- **STATED GOAL**
What you return should match every record exactly, with the images removed.

##### STORED RECORDS #####

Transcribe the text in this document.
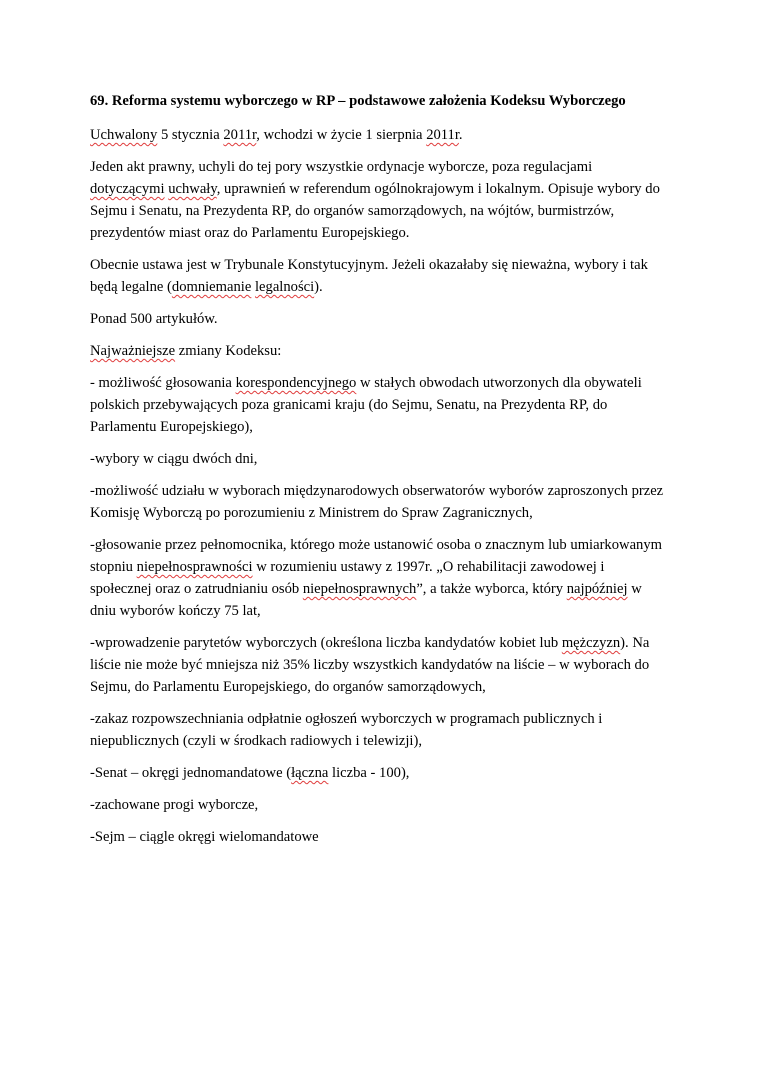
69. Reforma systemu wyborczego w RP – podstawowe założenia Kodeksu Wyborczego

Uchwalony 5 stycznia 2011r, wchodzi w życie 1 sierpnia 2011r.

Jeden akt prawny, uchyli do tej pory wszystkie ordynacje wyborcze, poza regulacjami dotyczącymi uchwały, uprawnień w referendum ogólnokrajowym i lokalnym. Opisuje wybory do Sejmu i Senatu, na Prezydenta RP, do organów samorządowych, na wójtów, burmistrzów, prezydentów miast oraz do Parlamentu Europejskiego.

Obecnie ustawa jest w Trybunale Konstytucyjnym. Jeżeli okazałaby się nieważna, wybory i tak będą legalne (domniemanie legalności).

Ponad 500 artykułów.

Najważniejsze zmiany Kodeksu:

- możliwość głosowania korespondencyjnego w stałych obwodach utworzonych dla obywateli polskich przebywających poza granicami kraju (do Sejmu, Senatu, na Prezydenta RP, do Parlamentu Europejskiego),

-wybory w ciągu dwóch dni,

-możliwość udziału w wyborach międzynarodowych obserwatorów wyborów zaproszonych przez Komisję Wyborczą po porozumieniu z Ministrem do Spraw Zagranicznych,

-głosowanie przez pełnomocnika, którego może ustanowić osoba o znacznym lub umiarkowanym stopniu niepełnosprawności w rozumieniu ustawy z 1997r. „O rehabilitacji zawodowej i społecznej oraz o zatrudnianiu osób niepełnosprawnych”, a także wyborca, który najpóźniej w dniu wyborów kończy 75 lat,

-wprowadzenie parytetów wyborczych (określona liczba kandydatów kobiet lub mężczyzn). Na liście nie może być mniejsza niż 35% liczby wszystkich kandydatów na liście – w wyborach do Sejmu, do Parlamentu Europejskiego, do organów samorządowych,

-zakaz rozpowszechniania odpłatnie ogłoszeń wyborczych w programach publicznych i niepublicznych (czyli w środkach radiowych i telewizji),

-Senat – okręgi jednomandatowe (łączna liczba - 100),

-zachowane progi wyborcze,

-Sejm – ciągle okręgi wielomandatowe
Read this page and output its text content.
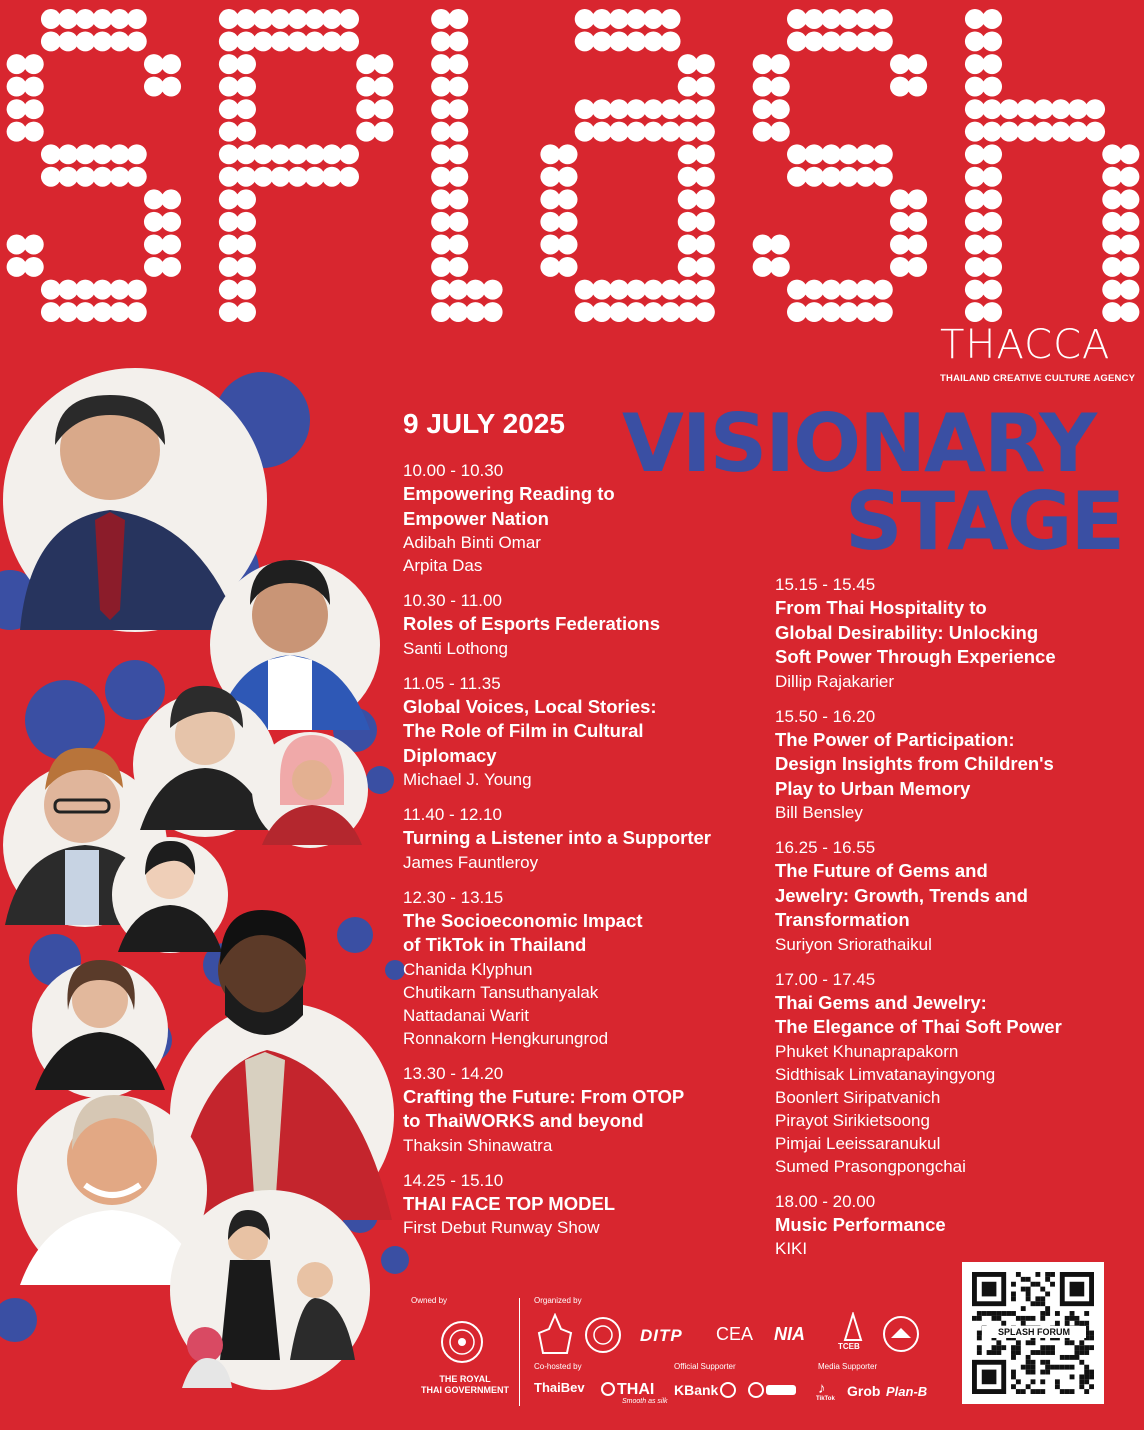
THACCA
THAILAND CREATIVE CULTURE AGENCY
9 JULY 2025 VISIONARY
STAGE
10.00 - 10.30
Empowering Reading to
Empower Nation
Adibah Binti Omar
Arpita Das
10.30 - 11.00
Roles of Esports Federations
Santi Lothong
11.05 - 11.35
Global Voices, Local Stories:
The Role of Film in Cultural
Diplomacy
Michael J. Young
11.40 - 12.10
Turning a Listener into a Supporter
James Fauntleroy
12.30 - 13.15
The Socioeconomic Impact
of TikTok in Thailand
Chanida Klyphun
Chutikarn Tansuthanyalak
Nattadanai Warit
Ronnakorn Hengkurungrod
13.30 - 14.20
Crafting the Future: From OTOP
to ThaiWORKS and beyond
Thaksin Shinawatra
14.25 - 15.10
THAI FACE TOP MODEL
First Debut Runway Show
15.15 - 15.45
From Thai Hospitality to
Global Desirability: Unlocking
Soft Power Through Experience
Dillip Rajakarier
15.50 - 16.20
The Power of Participation:
Design Insights from Children's
Play to Urban Memory
Bill Bensley
16.25 - 16.55
The Future of Gems and
Jewelry: Growth, Trends and
Transformation
Suriyon Sriorathaikul
17.00 - 17.45
Thai Gems and Jewelry:
The Elegance of Thai Soft Power
Phuket Khunaprapakorn
Sidthisak Limvatanayingyong
Boonlert Siripatvanich
Pirayot Sirikietsoong
Pimjai Leeissaranukul
Sumed Prasongpongchai
18.00 - 20.00
Music Performance
KIKI
Owned by
THE ROYAL
THAI GOVERNMENT
Organized by
DITP CEA NIA
TCEB
Co-hosted by
ThaiBev THAI
Smooth as silk
Official Supporter
KBank
Media Supporter
♪
TikTok Grob Plan-B
SPLASH FORUM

#####

- **RESPONSE**
Transcribe the text in this document.
69. Reforma systemu wyborczego w RP – podstawowe założenia Kodeksu Wyborczego

Uchwalony 5 stycznia 2011r, wchodzi w życie 1 sierpnia 2011r.

Jeden akt prawny, uchyli do tej pory wszystkie ordynacje wyborcze, poza regulacjami dotyczącymi uchwały, uprawnień w referendum ogólnokrajowym i lokalnym. Opisuje wybory do Sejmu i Senatu, na Prezydenta RP, do organów samorządowych, na wójtów, burmistrzów, prezydentów miast oraz do Parlamentu Europejskiego.

Obecnie ustawa jest w Trybunale Konstytucyjnym. Jeżeli okazałaby się nieważna, wybory i tak będą legalne (domniemanie legalności).

Ponad 500 artykułów.

Najważniejsze zmiany Kodeksu:

- możliwość głosowania korespondencyjnego w stałych obwodach utworzonych dla obywateli polskich przebywających poza granicami kraju (do Sejmu, Senatu, na Prezydenta RP, do Parlamentu Europejskiego),

-wybory w ciągu dwóch dni,

-możliwość udziału w wyborach międzynarodowych obserwatorów wyborów zaproszonych przez Komisję Wyborczą po porozumieniu z Ministrem do Spraw Zagranicznych,

-głosowanie przez pełnomocnika, którego może ustanowić osoba o znacznym lub umiarkowanym stopniu niepełnosprawności w rozumieniu ustawy z 1997r. „O rehabilitacji zawodowej i społecznej oraz o zatrudnianiu osób niepełnosprawnych”, a także wyborca, który najpóźniej w dniu wyborów kończy 75 lat,

-wprowadzenie parytetów wyborczych (określona liczba kandydatów kobiet lub mężczyzn). Na liście nie może być mniejsza niż 35% liczby wszystkich kandydatów na liście – w wyborach do Sejmu, do Parlamentu Europejskiego, do organów samorządowych,

-zakaz rozpowszechniania odpłatnie ogłoszeń wyborczych w programach publicznych i niepublicznych (czyli w środkach radiowych i telewizji),

-Senat – okręgi jednomandatowe (łączna liczba - 100),

-zachowane progi wyborcze,

-Sejm – ciągle okręgi wielomandatowe
Read this page and output its text content.
THACCA
THAILAND CREATIVE CULTURE AGENCY
9 JULY 2025 VISIONARY
STAGE
10.00 - 10.30
Empowering Reading to
Empower Nation
Adibah Binti Omar
Arpita Das
10.30 - 11.00
Roles of Esports Federations
Santi Lothong
11.05 - 11.35
Global Voices, Local Stories:
The Role of Film in Cultural
Diplomacy
Michael J. Young
11.40 - 12.10
Turning a Listener into a Supporter
James Fauntleroy
12.30 - 13.15
The Socioeconomic Impact
of TikTok in Thailand
Chanida Klyphun
Chutikarn Tansuthanyalak
Nattadanai Warit
Ronnakorn Hengkurungrod
13.30 - 14.20
Crafting the Future: From OTOP
to ThaiWORKS and beyond
Thaksin Shinawatra
14.25 - 15.10
THAI FACE TOP MODEL
First Debut Runway Show
15.15 - 15.45
From Thai Hospitality to
Global Desirability: Unlocking
Soft Power Through Experience
Dillip Rajakarier
15.50 - 16.20
The Power of Participation:
Design Insights from Children's
Play to Urban Memory
Bill Bensley
16.25 - 16.55
The Future of Gems and
Jewelry: Growth, Trends and
Transformation
Suriyon Sriorathaikul
17.00 - 17.45
Thai Gems and Jewelry:
The Elegance of Thai Soft Power
Phuket Khunaprapakorn
Sidthisak Limvatanayingyong
Boonlert Siripatvanich
Pirayot Sirikietsoong
Pimjai Leeissaranukul
Sumed Prasongpongchai
18.00 - 20.00
Music Performance
KIKI
Owned by
THE ROYAL
THAI GOVERNMENT
Organized by
DITP CEA NIA
TCEB
Co-hosted by
ThaiBev THAI
Smooth as silk
Official Supporter
KBank
Media Supporter
♪
TikTok Grob Plan-B
SPLASH FORUM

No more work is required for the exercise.